**Complete the following**
(a) Please reproduce word for word the part of the passage on the 1970 MOU and jurisdiction starting with "As can readily" and going on through "more broadly measured.".
(b) Answer these from the passage on the 1970 MOU and jurisdiction:
(i) What word, quoted from Societe Anonyme, describes what the 1970 MOU presents?
(ii) On which river were the dams in Falcon Dam Constructors v. United States to be built?
(iii) Which treaty is paired with the Court of Commissioners Act in Weld?

— START OF Passage to read —

As can readily be seen, plaintiff's claim does not, nor could it, derive from Section I, since that Section does not purport to create a private cause of action or remedy for any infringements occurring in the course of the Skynet II program. It merely provides, in general terms, for the two Governments' reciprocal indemnity should such claims as might otherwise arise be successfully litigated. In short, the 1970 MOU presents — in the language of Societe Anonyme, supra, 160 Ct.Cl. at 198 — only a "backdrop" against which the Government's allegedly infringing activities may be more broadly measured.
When properly viewed from the vantage point of the petition, it is clear that plaintiff's claim does not rely on the Government's omission to do anything which it promised to do under the 1970 MOU. In this respect, it is to be distinguished from the contractors' claims in Falcon Dam Constructors v. United States, 142 F. Supp. 902, 906, 136 Ct.Cl. 358, 364 (1956), which sought (unsuccessfully, for want of jurisdiction) to hold the Government liable for increased costs resulting from its alleged failure to furnish the drawings, materials and equipment which it promised to furnish plaintiffs under the express terms of its treaty with Mexico (concerning the construction of dams on the Rio Grande River).
In sum, we find plaintiff's claim no more directly or proximately intertwined with the 1970 MOU than was the escrow agreement with the Byrnes-Blum Treaty in Societe Anonyme, the Court of Commissioners Act with the Alabama Claims Treaty in Weld, or the taking claim with the Italian Peace Treaty in Fratelli. Accordingly, we conclude that § 1502 presents no bar to our exercise of jurisdiction in this case.

— END OF Passage to read —
— START OF Listed records —

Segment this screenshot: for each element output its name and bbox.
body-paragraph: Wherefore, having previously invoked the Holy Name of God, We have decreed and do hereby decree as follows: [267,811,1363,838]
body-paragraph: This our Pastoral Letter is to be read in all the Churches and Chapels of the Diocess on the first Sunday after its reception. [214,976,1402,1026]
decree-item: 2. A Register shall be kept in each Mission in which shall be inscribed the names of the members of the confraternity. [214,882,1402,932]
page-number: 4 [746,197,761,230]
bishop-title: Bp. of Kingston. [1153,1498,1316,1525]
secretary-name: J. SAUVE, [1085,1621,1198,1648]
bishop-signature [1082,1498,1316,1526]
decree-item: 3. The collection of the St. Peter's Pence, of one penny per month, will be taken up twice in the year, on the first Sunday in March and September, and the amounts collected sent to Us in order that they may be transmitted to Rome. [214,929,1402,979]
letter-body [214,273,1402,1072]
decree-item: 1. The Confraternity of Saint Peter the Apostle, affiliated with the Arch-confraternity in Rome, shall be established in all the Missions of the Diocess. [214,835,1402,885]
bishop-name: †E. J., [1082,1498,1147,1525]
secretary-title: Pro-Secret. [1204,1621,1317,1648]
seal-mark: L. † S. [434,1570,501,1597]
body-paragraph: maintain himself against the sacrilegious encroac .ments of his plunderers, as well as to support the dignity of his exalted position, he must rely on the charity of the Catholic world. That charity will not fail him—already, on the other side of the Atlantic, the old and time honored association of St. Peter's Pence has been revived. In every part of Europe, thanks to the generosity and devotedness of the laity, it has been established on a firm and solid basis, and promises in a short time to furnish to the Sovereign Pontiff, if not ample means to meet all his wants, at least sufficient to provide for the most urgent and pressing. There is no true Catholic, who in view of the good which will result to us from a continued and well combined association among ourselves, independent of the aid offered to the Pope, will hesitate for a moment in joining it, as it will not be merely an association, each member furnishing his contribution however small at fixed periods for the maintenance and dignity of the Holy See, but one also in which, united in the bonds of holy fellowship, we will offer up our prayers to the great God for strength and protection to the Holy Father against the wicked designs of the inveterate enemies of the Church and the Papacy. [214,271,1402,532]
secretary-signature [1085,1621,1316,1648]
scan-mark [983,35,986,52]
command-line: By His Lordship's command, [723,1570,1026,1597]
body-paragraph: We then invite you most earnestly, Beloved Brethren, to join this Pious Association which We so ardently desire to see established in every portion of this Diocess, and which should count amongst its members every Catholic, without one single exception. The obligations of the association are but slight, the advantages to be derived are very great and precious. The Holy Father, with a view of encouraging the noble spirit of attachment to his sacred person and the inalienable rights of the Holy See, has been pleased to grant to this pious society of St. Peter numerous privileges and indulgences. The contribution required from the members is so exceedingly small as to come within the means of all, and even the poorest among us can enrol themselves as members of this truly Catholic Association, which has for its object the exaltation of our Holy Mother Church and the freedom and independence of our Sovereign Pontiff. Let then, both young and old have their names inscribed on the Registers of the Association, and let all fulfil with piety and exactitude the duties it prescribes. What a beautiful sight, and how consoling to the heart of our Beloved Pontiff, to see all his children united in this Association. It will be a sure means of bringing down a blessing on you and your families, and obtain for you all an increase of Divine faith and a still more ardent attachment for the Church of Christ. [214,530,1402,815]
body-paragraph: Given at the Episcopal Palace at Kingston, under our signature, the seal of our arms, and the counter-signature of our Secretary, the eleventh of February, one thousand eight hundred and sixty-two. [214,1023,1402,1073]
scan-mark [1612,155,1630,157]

— END OF Listed records —

**Results of the tasks**
(a)
As can readily be seen, plaintiff's claim does not, nor could it, derive from Section I, since that Section does not purport to create a private cause of action or remedy for any infringements occurring in the course of the Skynet II program. It merely provides, in general terms, for the two Governments' reciprocal indemnity should such claims as might otherwise arise be successfully litigated. In short, the 1970 MOU presents — in the language of Societe Anonyme, supra, 160 Ct.Cl. at 198 — only a "backdrop" against which the Government's allegedly infringing activities may be more broadly measured.

(b)
(i) "Backdrop"
(ii) The Rio Grande River
(iii) The Alabama Claims Treaty